• [Your objective]: Find the lines that hold the word "into" and return them.

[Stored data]
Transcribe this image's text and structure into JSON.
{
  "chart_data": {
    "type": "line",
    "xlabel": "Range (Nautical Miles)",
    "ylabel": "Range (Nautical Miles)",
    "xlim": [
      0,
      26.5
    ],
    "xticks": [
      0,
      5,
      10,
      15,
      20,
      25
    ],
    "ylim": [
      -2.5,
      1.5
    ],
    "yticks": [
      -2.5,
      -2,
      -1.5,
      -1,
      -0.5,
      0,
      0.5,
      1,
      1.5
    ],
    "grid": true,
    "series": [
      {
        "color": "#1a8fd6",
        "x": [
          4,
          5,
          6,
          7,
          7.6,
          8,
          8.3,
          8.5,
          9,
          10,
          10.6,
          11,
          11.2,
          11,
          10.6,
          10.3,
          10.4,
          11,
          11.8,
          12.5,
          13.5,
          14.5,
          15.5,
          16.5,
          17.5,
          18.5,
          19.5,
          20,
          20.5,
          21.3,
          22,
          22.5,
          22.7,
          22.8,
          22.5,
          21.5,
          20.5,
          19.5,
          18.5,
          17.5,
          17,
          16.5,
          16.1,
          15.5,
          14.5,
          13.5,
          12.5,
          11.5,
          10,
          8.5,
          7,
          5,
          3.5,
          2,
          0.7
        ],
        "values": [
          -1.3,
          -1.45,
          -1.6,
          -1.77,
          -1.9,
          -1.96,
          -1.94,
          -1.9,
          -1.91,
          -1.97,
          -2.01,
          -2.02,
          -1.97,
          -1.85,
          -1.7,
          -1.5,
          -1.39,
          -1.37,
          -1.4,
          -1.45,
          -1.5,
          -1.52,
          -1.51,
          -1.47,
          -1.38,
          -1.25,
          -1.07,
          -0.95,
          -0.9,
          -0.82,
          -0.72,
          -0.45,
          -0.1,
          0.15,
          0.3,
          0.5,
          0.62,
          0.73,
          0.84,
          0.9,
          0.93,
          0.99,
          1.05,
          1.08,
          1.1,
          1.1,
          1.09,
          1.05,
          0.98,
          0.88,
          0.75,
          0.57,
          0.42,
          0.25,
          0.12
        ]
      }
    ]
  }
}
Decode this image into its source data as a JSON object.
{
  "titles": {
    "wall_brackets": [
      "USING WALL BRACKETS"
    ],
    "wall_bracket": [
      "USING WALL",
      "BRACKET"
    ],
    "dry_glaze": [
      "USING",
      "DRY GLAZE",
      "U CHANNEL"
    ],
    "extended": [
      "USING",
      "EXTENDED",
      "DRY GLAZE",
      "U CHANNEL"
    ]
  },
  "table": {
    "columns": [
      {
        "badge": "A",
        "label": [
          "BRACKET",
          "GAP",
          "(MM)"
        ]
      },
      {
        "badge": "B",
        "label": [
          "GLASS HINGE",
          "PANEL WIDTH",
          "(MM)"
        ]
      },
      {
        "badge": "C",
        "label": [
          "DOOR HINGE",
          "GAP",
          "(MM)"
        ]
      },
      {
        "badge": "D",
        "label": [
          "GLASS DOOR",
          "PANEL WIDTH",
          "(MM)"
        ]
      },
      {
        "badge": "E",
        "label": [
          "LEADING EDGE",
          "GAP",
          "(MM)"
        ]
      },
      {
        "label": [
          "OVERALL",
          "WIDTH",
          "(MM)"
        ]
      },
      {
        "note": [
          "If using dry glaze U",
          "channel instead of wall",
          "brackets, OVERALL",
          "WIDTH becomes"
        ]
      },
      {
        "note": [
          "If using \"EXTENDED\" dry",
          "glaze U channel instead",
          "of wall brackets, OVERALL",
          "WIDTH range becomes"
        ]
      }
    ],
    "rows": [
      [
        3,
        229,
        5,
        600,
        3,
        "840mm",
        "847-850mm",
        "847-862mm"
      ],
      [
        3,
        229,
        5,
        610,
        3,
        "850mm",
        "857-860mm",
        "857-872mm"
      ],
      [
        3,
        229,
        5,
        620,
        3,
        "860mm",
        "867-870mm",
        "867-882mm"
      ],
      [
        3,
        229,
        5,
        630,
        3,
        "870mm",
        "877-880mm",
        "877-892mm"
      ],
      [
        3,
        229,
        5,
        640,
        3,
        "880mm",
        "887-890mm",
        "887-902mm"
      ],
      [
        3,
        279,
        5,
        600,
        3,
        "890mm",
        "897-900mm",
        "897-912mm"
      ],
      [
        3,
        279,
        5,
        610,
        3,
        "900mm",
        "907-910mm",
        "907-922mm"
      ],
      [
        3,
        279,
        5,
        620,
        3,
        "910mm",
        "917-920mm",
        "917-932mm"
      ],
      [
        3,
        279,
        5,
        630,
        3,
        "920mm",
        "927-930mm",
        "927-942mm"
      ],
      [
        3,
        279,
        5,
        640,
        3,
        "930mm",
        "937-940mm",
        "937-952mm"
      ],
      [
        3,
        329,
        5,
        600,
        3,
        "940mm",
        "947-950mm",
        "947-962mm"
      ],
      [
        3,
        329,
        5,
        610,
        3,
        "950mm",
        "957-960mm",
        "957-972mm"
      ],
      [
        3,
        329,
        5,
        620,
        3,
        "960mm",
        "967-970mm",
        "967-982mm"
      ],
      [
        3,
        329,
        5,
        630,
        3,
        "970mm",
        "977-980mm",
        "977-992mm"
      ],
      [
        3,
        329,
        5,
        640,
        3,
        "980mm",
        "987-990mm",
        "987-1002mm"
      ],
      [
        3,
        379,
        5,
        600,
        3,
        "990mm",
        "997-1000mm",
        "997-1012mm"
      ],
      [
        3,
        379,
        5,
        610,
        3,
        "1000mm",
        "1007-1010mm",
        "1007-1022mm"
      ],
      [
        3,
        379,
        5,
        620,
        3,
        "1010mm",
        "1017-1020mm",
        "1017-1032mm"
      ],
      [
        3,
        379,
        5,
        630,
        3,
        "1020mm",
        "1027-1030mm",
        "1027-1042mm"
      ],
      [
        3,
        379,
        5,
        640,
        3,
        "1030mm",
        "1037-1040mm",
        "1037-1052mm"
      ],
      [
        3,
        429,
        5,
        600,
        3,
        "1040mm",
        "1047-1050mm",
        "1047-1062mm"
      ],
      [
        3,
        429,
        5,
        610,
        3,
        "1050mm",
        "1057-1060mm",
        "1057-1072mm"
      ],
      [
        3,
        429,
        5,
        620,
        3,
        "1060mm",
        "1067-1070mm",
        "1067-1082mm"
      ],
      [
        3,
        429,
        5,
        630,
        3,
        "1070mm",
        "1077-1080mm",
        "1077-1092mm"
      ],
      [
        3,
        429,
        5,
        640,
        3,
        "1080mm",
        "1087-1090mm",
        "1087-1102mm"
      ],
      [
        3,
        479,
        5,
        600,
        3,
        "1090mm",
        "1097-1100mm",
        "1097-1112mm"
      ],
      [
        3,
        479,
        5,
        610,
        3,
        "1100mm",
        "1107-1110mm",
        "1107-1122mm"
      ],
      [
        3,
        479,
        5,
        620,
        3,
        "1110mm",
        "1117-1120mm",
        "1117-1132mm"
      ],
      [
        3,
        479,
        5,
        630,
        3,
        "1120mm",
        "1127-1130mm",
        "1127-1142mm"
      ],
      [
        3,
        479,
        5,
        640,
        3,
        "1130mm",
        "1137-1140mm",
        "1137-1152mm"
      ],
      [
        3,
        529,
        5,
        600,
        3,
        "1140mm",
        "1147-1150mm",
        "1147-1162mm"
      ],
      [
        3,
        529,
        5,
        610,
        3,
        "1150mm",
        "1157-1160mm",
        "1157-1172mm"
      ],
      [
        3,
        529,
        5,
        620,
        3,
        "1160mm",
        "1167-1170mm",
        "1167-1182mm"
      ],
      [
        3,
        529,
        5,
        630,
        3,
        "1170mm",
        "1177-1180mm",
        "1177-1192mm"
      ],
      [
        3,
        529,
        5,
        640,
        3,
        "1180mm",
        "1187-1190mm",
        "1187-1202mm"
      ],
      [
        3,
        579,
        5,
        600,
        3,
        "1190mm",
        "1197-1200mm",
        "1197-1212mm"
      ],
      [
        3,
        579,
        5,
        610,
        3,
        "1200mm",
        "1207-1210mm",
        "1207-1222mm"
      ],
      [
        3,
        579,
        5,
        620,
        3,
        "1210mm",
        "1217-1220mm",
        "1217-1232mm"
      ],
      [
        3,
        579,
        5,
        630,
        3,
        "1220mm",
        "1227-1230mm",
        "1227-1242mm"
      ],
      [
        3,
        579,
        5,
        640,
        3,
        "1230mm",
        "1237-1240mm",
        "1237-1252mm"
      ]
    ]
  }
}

• [Finished task]:
Transcribe this image's text and structure into JSON.
Decode this image into its source data as a JSON object.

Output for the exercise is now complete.